Exercise prompt:
Give every entry again, word for word and in full.

Information given:
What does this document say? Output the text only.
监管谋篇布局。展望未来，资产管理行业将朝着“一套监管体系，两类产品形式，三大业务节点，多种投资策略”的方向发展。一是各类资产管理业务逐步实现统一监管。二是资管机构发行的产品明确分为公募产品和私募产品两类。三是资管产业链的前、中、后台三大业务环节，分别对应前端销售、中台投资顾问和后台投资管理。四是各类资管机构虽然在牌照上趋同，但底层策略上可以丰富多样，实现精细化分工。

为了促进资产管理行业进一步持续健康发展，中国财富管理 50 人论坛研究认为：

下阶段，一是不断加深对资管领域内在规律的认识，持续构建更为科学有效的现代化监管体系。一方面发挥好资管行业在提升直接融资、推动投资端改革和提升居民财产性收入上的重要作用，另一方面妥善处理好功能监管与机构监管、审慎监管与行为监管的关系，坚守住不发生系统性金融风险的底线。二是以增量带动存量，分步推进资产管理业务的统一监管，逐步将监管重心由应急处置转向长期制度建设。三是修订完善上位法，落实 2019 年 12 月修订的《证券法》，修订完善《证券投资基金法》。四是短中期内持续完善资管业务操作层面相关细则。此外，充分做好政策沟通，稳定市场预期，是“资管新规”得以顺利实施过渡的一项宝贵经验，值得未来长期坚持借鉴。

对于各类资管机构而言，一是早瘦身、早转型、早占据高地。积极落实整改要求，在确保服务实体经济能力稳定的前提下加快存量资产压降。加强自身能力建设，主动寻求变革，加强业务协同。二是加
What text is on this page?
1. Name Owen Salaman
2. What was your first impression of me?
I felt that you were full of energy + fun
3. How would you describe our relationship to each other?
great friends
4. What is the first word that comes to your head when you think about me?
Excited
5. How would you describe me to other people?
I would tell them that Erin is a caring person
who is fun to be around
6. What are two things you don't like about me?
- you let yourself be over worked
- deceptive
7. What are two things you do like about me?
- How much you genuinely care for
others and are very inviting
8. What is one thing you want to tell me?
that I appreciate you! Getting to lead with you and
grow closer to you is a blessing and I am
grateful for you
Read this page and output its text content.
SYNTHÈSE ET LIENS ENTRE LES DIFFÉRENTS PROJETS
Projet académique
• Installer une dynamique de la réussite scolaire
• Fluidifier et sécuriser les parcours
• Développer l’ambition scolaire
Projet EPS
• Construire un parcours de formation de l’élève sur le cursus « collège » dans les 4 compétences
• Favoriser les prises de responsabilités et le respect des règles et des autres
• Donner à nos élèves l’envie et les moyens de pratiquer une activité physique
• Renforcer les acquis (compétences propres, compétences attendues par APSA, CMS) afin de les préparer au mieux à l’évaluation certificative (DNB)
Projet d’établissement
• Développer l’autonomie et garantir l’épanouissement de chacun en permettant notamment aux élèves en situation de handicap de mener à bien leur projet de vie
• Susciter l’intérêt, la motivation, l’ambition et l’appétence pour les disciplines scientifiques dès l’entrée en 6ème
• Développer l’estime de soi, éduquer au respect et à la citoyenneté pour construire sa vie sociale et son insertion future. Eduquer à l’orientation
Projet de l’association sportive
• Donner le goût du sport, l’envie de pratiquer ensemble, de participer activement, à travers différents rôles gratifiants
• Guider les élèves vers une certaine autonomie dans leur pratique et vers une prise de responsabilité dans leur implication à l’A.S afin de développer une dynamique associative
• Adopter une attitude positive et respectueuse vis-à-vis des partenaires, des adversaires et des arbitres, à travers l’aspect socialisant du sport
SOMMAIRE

Response to this task:
What does this document say? Output the text only.
监管谋篇布局。展望未来，资产管理行业将朝着“一套监管体系，两类产品形式，三大业务节点，多种投资策略”的方向发展。一是各类资产管理业务逐步实现统一监管。二是资管机构发行的产品明确分为公募产品和私募产品两类。三是资管产业链的前、中、后台三大业务环节，分别对应前端销售、中台投资顾问和后台投资管理。四是各类资管机构虽然在牌照上趋同，但底层策略上可以丰富多样，实现精细化分工。

为了促进资产管理行业进一步持续健康发展，中国财富管理 50 人论坛研究认为：

下阶段，一是不断加深对资管领域内在规律的认识，持续构建更为科学有效的现代化监管体系。一方面发挥好资管行业在提升直接融资、推动投资端改革和提升居民财产性收入上的重要作用，另一方面妥善处理好功能监管与机构监管、审慎监管与行为监管的关系，坚守住不发生系统性金融风险的底线。二是以增量带动存量，分步推进资产管理业务的统一监管，逐步将监管重心由应急处置转向长期制度建设。三是修订完善上位法，落实 2019 年 12 月修订的《证券法》，修订完善《证券投资基金法》。四是短中期内持续完善资管业务操作层面相关细则。此外，充分做好政策沟通，稳定市场预期，是“资管新规”得以顺利实施过渡的一项宝贵经验，值得未来长期坚持借鉴。

对于各类资管机构而言，一是早瘦身、早转型、早占据高地。积极落实整改要求，在确保服务实体经济能力稳定的前提下加快存量资产压降。加强自身能力建设，主动寻求变革，加强业务协同。二是加
What text is on this page?
1. Name Owen Salaman
2. What was your first impression of me?
I felt that you were full of energy + fun
3. How would you describe our relationship to each other?
great friends
4. What is the first word that comes to your head when you think about me?
Excited
5. How would you describe me to other people?
I would tell them that Erin is a caring person
who is fun to be around
6. What are two things you don't like about me?
- you let yourself be over worked
- deceptive
7. What are two things you do like about me?
- How much you genuinely care for
others and are very inviting
8. What is one thing you want to tell me?
that I appreciate you! Getting to lead with you and
grow closer to you is a blessing and I am
grateful for you
Read this page and output its text content.
SYNTHÈSE ET LIENS ENTRE LES DIFFÉRENTS PROJETS
Projet académique
• Installer une dynamique de la réussite scolaire
• Fluidifier et sécuriser les parcours
• Développer l’ambition scolaire
Projet EPS
• Construire un parcours de formation de l’élève sur le cursus « collège » dans les 4 compétences
• Favoriser les prises de responsabilités et le respect des règles et des autres
• Donner à nos élèves l’envie et les moyens de pratiquer une activité physique
• Renforcer les acquis (compétences propres, compétences attendues par APSA, CMS) afin de les préparer au mieux à l’évaluation certificative (DNB)
Projet d’établissement
• Développer l’autonomie et garantir l’épanouissement de chacun en permettant notamment aux élèves en situation de handicap de mener à bien leur projet de vie
• Susciter l’intérêt, la motivation, l’ambition et l’appétence pour les disciplines scientifiques dès l’entrée en 6ème
• Développer l’estime de soi, éduquer au respect et à la citoyenneté pour construire sa vie sociale et son insertion future. Eduquer à l’orientation
Projet de l’association sportive
• Donner le goût du sport, l’envie de pratiquer ensemble, de participer activement, à travers différents rôles gratifiants
• Guider les élèves vers une certaine autonomie dans leur pratique et vers une prise de responsabilité dans leur implication à l’A.S afin de développer une dynamique associative
• Adopter une attitude positive et respectueuse vis-à-vis des partenaires, des adversaires et des arbitres, à travers l’aspect socialisant du sport
SOMMAIRE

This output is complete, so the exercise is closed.